_EXTRACTED RECORDS:_
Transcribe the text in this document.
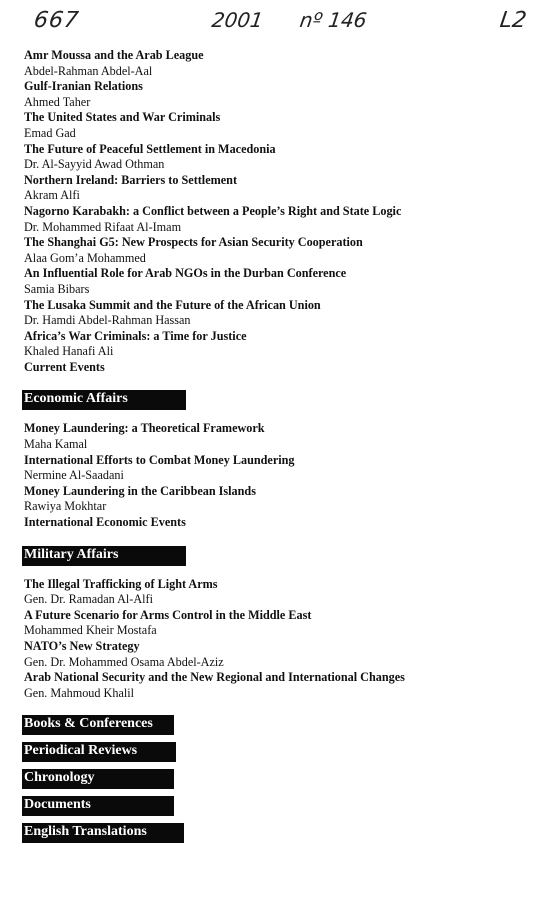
667	2001 nº 146	L2
Amr Moussa and the Arab League
Abdel-Rahman Abdel-Aal
Gulf-Iranian Relations
Ahmed Taher
The United States and War Criminals
Emad Gad
The Future of Peaceful Settlement in Macedonia
Dr. Al-Sayyid Awad Othman
Northern Ireland: Barriers to Settlement
Akram Alfi
Nagorno Karabakh: a Conflict between a People’s Right and State Logic
Dr. Mohammed Rifaat Al-Imam
The Shanghai G5: New Prospects for Asian Security Cooperation
Alaa Gom’a Mohammed
An Influential Role for Arab NGOs in the Durban Conference
Samia Bibars
The Lusaka Summit and the Future of the African Union
Dr. Hamdi Abdel-Rahman Hassan
Africa’s War Criminals: a Time for Justice
Khaled Hanafi Ali
Current Events
Economic Affairs
Money Laundering: a Theoretical Framework
Maha Kamal
International Efforts to Combat Money Laundering
Nermine Al-Saadani
Money Laundering in the Caribbean Islands
Rawiya Mokhtar
International Economic Events
Military Affairs
The Illegal Trafficking of Light Arms
Gen. Dr. Ramadan Al-Alfi
A Future Scenario for Arms Control in the Middle East
Mohammed Kheir Mostafa
NATO’s New Strategy
Gen. Dr. Mohammed Osama Abdel-Aziz
Arab National Security and the New Regional and International Changes
Gen. Mahmoud Khalil
Books & Conferences
Periodical Reviews
Chronology
Documents
English Translations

_STATED GOAL:_ Without the pictures, restate each entry exactly.

_ANSWER IN FULL:_
Transcribe the text in this document.
667	2001 nº 146	L2
Amr Moussa and the Arab League
Abdel-Rahman Abdel-Aal
Gulf-Iranian Relations
Ahmed Taher
The United States and War Criminals
Emad Gad
The Future of Peaceful Settlement in Macedonia
Dr. Al-Sayyid Awad Othman
Northern Ireland: Barriers to Settlement
Akram Alfi
Nagorno Karabakh: a Conflict between a People’s Right and State Logic
Dr. Mohammed Rifaat Al-Imam
The Shanghai G5: New Prospects for Asian Security Cooperation
Alaa Gom’a Mohammed
An Influential Role for Arab NGOs in the Durban Conference
Samia Bibars
The Lusaka Summit and the Future of the African Union
Dr. Hamdi Abdel-Rahman Hassan
Africa’s War Criminals: a Time for Justice
Khaled Hanafi Ali
Current Events
Economic Affairs
Money Laundering: a Theoretical Framework
Maha Kamal
International Efforts to Combat Money Laundering
Nermine Al-Saadani
Money Laundering in the Caribbean Islands
Rawiya Mokhtar
International Economic Events
Military Affairs
The Illegal Trafficking of Light Arms
Gen. Dr. Ramadan Al-Alfi
A Future Scenario for Arms Control in the Middle East
Mohammed Kheir Mostafa
NATO’s New Strategy
Gen. Dr. Mohammed Osama Abdel-Aziz
Arab National Security and the New Regional and International Changes
Gen. Mahmoud Khalil
Books & Conferences
Periodical Reviews
Chronology
Documents
English Translations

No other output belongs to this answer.